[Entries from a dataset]

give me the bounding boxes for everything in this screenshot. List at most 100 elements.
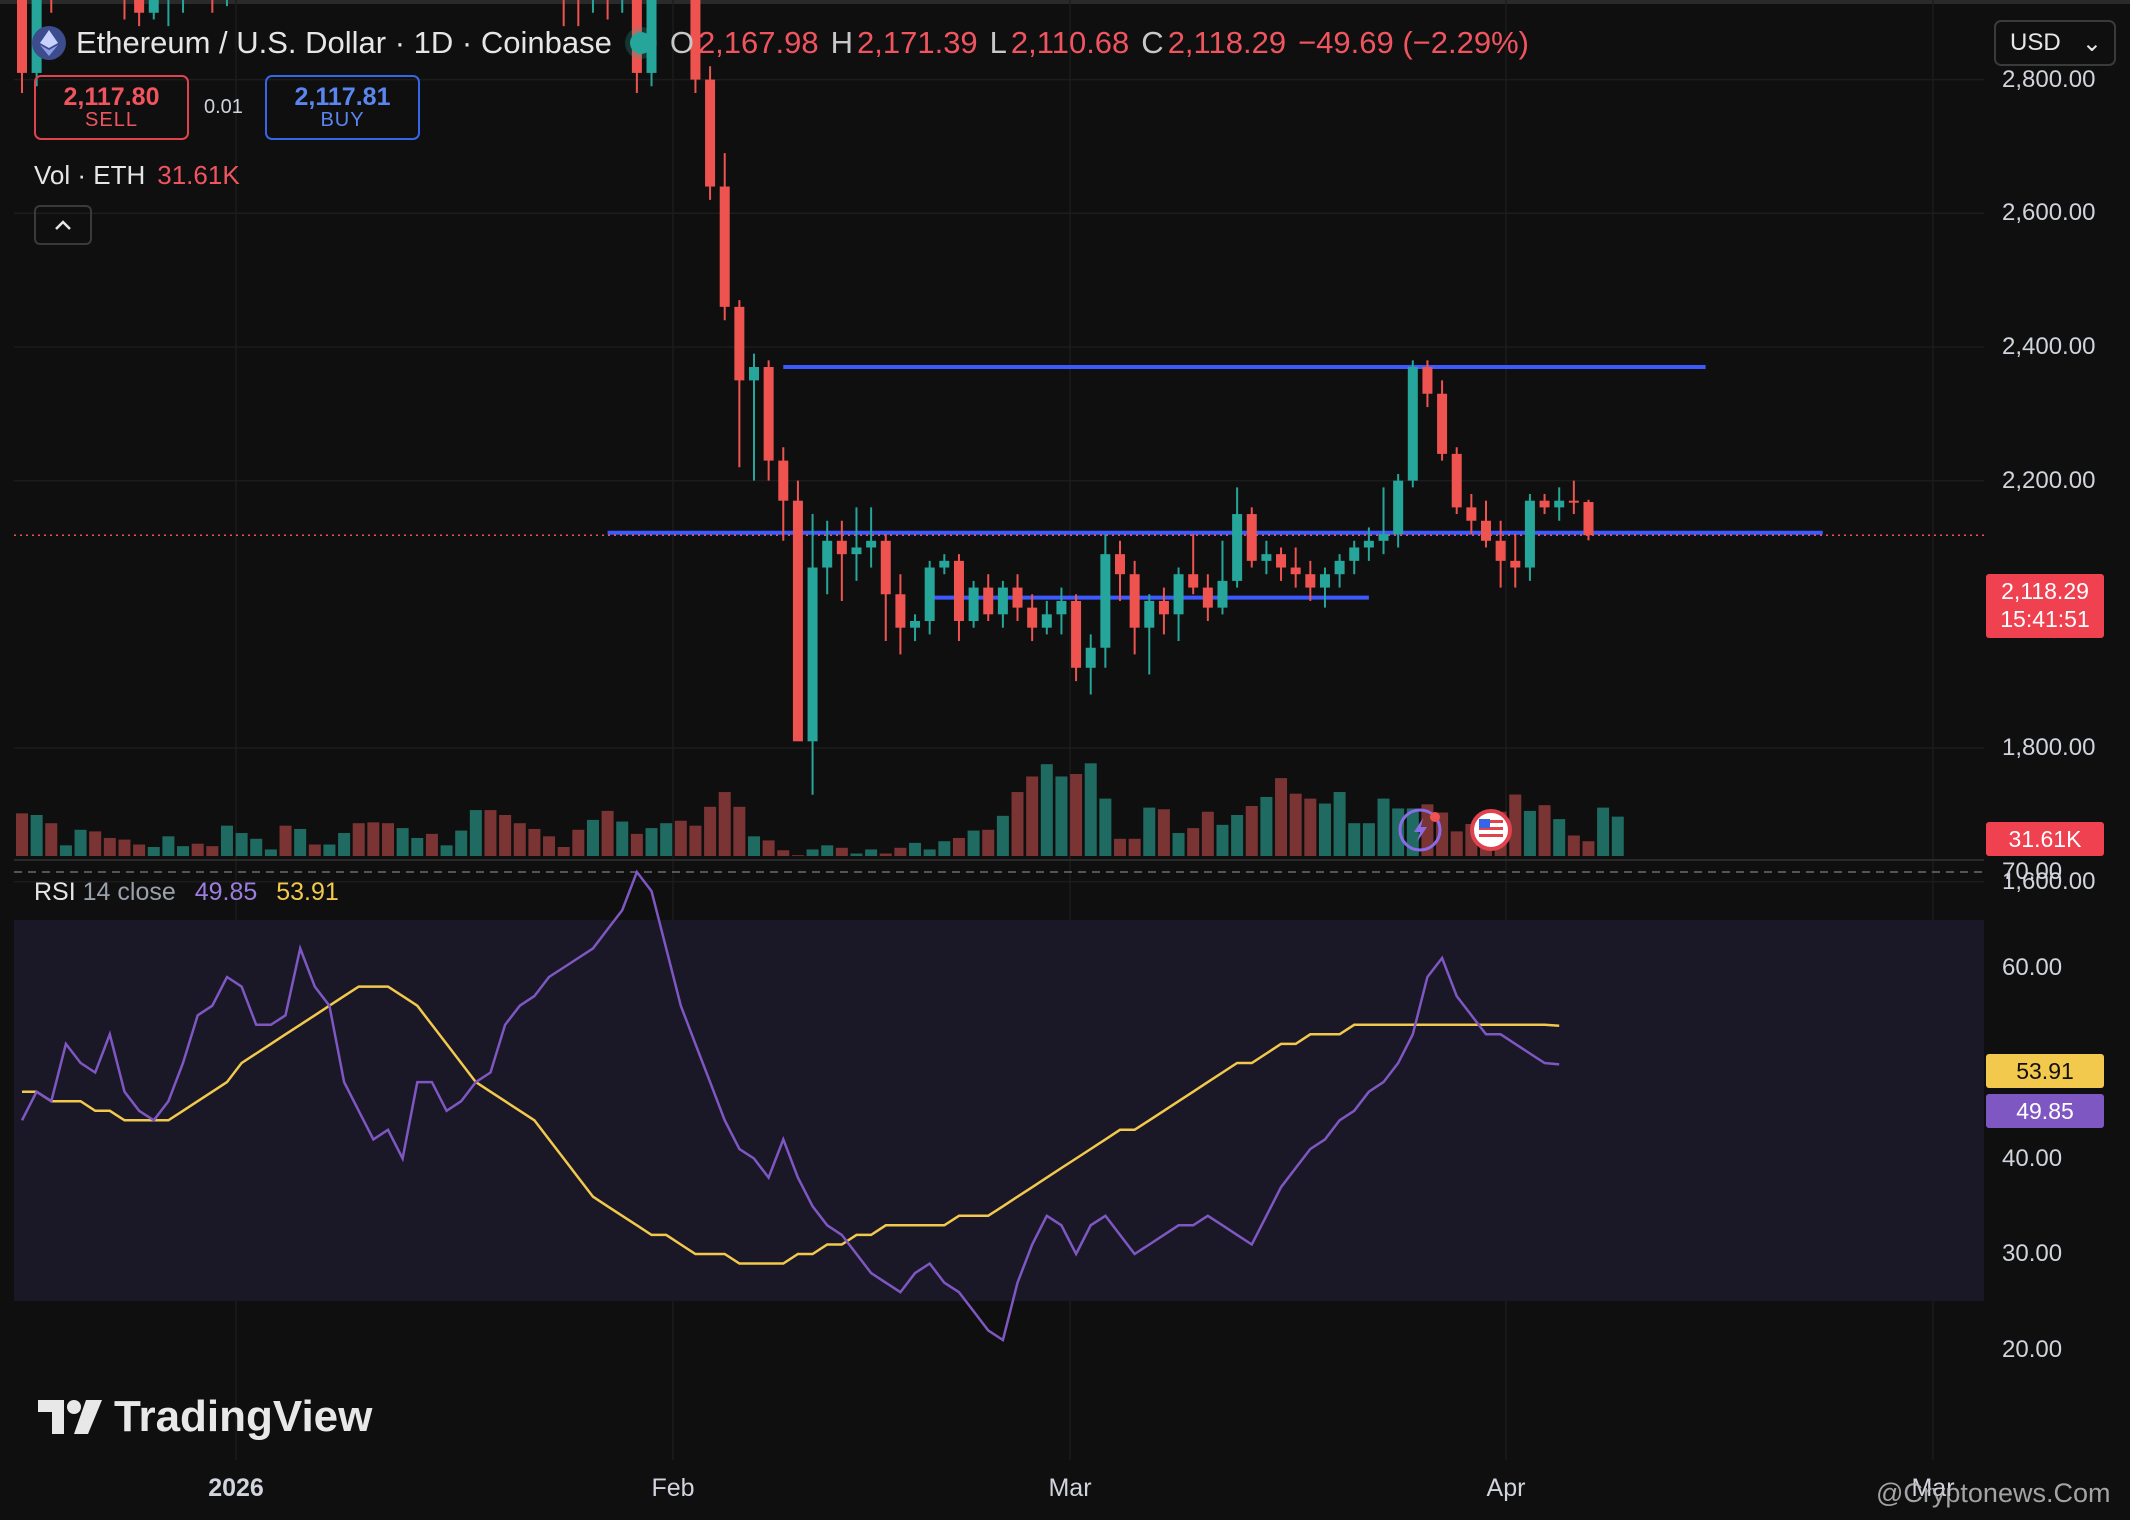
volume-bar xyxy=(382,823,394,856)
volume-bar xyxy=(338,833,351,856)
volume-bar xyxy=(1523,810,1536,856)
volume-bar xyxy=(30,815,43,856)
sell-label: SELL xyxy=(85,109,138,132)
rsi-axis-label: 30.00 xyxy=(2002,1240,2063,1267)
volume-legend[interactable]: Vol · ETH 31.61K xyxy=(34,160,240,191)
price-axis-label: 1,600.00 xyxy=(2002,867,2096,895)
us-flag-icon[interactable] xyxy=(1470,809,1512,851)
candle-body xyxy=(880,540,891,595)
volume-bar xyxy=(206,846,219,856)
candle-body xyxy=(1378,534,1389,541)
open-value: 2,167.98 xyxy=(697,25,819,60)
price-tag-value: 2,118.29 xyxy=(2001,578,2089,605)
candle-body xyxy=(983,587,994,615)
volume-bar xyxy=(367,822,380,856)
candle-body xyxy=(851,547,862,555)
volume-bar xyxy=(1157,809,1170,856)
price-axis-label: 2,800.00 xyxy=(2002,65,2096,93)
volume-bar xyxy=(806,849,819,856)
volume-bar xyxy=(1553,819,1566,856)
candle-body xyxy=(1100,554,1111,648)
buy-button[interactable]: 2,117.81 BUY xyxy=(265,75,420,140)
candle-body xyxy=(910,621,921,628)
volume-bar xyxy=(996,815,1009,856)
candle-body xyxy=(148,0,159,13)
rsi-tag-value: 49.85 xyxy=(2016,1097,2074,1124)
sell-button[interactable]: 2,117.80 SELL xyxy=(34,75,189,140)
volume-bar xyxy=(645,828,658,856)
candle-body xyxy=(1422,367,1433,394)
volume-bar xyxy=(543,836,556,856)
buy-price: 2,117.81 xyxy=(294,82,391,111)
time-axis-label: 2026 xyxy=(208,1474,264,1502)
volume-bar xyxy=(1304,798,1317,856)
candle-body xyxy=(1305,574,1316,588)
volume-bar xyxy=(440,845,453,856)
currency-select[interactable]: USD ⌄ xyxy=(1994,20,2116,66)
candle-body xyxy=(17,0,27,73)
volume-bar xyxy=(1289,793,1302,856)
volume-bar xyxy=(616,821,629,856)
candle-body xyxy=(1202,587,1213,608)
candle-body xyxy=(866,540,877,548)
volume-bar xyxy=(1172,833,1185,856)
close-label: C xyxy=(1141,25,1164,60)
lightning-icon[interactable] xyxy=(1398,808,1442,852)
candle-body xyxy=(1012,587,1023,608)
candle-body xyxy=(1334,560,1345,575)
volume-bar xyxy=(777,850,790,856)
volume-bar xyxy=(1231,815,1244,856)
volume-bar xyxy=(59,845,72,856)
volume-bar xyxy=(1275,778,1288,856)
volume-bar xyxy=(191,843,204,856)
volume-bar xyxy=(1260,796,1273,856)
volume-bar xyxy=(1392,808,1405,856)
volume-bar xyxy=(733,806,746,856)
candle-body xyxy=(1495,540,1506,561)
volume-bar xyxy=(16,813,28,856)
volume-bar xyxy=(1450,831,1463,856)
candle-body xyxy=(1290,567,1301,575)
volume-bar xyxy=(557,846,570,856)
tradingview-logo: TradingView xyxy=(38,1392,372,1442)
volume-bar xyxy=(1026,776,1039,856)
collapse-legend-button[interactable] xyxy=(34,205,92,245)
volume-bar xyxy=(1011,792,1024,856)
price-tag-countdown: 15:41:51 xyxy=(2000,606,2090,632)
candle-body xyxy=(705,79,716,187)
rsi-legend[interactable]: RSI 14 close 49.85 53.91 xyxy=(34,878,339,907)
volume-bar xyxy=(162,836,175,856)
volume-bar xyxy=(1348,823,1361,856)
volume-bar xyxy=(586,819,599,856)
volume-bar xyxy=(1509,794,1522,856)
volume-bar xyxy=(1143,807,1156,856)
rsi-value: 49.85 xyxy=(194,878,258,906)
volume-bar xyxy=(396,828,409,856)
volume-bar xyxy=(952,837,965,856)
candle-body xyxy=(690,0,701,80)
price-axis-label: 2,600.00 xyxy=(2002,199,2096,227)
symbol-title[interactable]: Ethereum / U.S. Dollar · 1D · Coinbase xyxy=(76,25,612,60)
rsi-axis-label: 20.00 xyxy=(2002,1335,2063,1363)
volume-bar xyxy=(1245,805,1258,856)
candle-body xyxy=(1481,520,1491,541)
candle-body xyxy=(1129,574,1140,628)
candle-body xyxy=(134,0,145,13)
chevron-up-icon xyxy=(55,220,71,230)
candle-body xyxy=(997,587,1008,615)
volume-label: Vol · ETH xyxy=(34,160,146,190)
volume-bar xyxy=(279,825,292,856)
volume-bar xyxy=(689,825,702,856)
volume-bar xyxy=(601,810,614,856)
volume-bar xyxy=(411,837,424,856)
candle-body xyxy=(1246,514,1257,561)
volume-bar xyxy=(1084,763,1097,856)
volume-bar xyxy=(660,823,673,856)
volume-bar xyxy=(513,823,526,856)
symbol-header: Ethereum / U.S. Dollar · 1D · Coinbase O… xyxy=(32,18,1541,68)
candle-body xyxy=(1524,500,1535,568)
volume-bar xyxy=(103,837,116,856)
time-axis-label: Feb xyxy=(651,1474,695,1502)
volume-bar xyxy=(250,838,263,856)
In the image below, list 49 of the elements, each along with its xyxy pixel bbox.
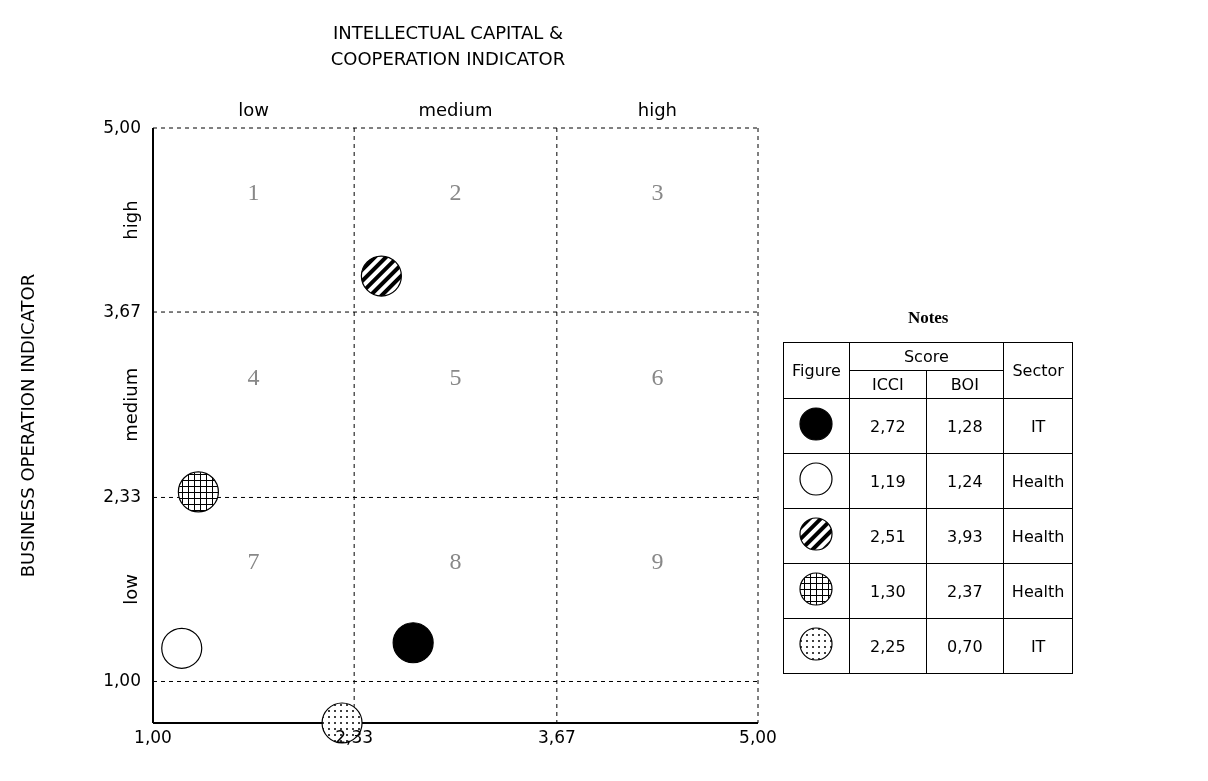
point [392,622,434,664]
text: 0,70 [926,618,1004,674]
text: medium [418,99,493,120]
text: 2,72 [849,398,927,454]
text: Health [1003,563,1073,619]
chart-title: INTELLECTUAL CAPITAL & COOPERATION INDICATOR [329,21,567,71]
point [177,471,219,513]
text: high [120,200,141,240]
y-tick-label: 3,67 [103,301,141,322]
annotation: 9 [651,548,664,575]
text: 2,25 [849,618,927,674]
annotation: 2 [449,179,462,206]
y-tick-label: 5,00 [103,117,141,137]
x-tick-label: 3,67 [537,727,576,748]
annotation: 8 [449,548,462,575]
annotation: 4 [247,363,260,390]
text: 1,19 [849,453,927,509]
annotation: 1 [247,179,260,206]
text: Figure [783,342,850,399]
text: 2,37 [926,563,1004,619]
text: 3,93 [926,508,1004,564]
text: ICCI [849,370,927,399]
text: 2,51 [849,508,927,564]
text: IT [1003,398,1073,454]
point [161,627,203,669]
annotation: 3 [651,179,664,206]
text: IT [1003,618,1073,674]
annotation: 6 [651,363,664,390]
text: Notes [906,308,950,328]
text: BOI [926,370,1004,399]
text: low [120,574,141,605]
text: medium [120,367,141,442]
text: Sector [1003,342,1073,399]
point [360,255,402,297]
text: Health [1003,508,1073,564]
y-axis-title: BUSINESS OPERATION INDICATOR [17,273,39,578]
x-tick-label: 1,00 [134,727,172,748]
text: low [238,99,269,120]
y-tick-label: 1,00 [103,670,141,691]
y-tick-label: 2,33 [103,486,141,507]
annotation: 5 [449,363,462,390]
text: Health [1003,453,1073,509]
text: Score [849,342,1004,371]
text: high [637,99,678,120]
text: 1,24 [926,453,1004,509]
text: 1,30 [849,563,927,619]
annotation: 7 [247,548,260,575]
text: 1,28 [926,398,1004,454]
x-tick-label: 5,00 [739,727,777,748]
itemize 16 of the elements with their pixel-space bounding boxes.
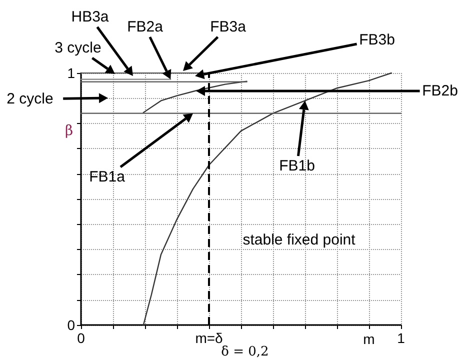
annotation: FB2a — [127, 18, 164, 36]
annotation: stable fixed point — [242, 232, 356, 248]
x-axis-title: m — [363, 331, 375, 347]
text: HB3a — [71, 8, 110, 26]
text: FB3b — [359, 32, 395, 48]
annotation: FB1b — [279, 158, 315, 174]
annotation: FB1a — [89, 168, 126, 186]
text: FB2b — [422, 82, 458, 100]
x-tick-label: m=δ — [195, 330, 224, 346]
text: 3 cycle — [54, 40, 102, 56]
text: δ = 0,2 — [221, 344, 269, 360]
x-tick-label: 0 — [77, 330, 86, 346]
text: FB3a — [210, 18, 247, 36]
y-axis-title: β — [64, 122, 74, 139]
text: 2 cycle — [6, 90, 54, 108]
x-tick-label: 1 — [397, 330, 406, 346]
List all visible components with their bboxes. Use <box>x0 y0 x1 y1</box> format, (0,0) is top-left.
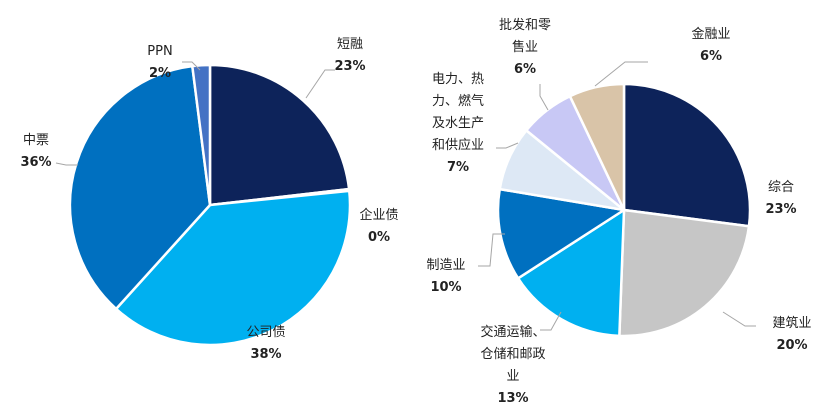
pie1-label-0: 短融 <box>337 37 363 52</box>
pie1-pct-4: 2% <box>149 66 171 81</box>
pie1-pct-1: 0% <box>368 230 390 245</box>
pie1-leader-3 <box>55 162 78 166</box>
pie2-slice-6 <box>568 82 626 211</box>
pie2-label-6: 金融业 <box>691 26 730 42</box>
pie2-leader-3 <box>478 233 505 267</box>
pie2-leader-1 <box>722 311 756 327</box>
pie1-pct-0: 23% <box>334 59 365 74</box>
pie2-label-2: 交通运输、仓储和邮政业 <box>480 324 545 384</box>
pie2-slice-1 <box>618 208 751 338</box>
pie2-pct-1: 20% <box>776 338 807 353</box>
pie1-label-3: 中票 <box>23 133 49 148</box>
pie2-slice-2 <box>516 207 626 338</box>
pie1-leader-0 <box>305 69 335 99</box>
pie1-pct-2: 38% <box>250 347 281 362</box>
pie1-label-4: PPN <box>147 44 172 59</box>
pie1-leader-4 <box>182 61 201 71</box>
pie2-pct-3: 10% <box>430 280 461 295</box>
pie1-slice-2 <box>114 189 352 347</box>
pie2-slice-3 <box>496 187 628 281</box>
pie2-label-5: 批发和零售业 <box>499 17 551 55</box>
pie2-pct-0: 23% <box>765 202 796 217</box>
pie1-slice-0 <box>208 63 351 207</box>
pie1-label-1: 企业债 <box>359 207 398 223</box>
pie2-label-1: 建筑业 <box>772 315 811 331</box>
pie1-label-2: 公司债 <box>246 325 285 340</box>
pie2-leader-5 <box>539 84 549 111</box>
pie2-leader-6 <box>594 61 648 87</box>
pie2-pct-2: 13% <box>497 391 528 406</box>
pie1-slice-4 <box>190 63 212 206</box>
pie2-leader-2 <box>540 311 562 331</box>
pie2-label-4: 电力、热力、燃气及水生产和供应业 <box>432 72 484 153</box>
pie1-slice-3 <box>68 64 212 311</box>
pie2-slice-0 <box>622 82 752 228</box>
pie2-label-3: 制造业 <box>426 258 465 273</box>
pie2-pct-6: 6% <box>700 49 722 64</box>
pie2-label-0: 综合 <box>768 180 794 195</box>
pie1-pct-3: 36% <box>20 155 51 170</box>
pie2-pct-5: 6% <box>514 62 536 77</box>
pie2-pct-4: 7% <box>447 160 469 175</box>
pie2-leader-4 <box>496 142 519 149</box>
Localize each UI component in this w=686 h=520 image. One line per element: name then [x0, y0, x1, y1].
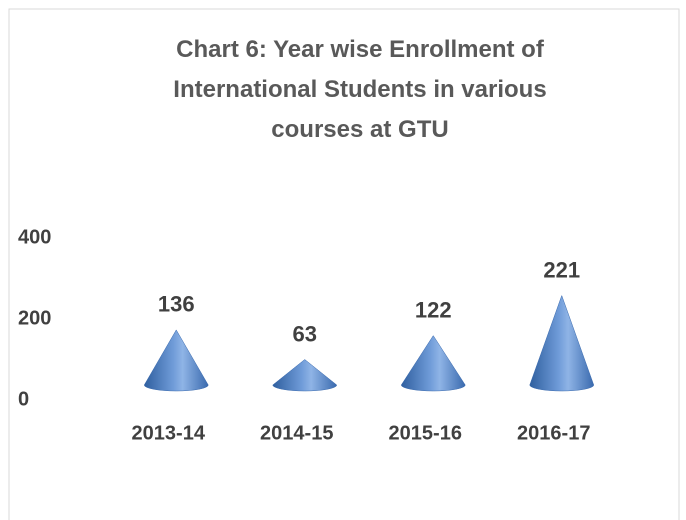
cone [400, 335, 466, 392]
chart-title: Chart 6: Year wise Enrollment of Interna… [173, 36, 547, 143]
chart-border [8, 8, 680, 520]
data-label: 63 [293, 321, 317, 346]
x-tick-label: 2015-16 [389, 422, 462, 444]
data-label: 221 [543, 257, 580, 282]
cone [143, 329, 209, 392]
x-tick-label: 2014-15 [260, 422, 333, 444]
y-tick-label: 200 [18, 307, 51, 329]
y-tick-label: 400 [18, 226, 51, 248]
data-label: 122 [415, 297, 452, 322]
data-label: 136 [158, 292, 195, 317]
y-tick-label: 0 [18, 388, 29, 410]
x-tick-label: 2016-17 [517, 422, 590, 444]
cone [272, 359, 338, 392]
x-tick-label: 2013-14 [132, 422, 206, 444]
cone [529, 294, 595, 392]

• Problem description
In the first entry above, retype the lines verbatim, starting with the line containing "volume-bar xyxy=(382,823,394,856)" and ending after the line containing "volume-bar xyxy=(367,822,380,856)".

• Solution for this exercise
volume-bar xyxy=(382,823,394,856)
volume-bar xyxy=(338,833,351,856)
volume-bar xyxy=(1523,810,1536,856)
volume-bar xyxy=(30,815,43,856)
sell-label: SELL xyxy=(85,109,138,132)
rsi-axis-label: 30.00 xyxy=(2002,1240,2063,1267)
volume-legend[interactable]: Vol · ETH 31.61K xyxy=(34,160,240,191)
price-axis-label: 1,600.00 xyxy=(2002,867,2096,895)
us-flag-icon[interactable] xyxy=(1470,809,1512,851)
candle-body xyxy=(880,540,891,595)
volume-bar xyxy=(206,846,219,856)
candle-body xyxy=(1378,534,1389,541)
open-value: 2,167.98 xyxy=(697,25,819,60)
price-tag-value: 2,118.29 xyxy=(2001,578,2089,605)
candle-body xyxy=(983,587,994,615)
volume-bar xyxy=(367,822,380,856)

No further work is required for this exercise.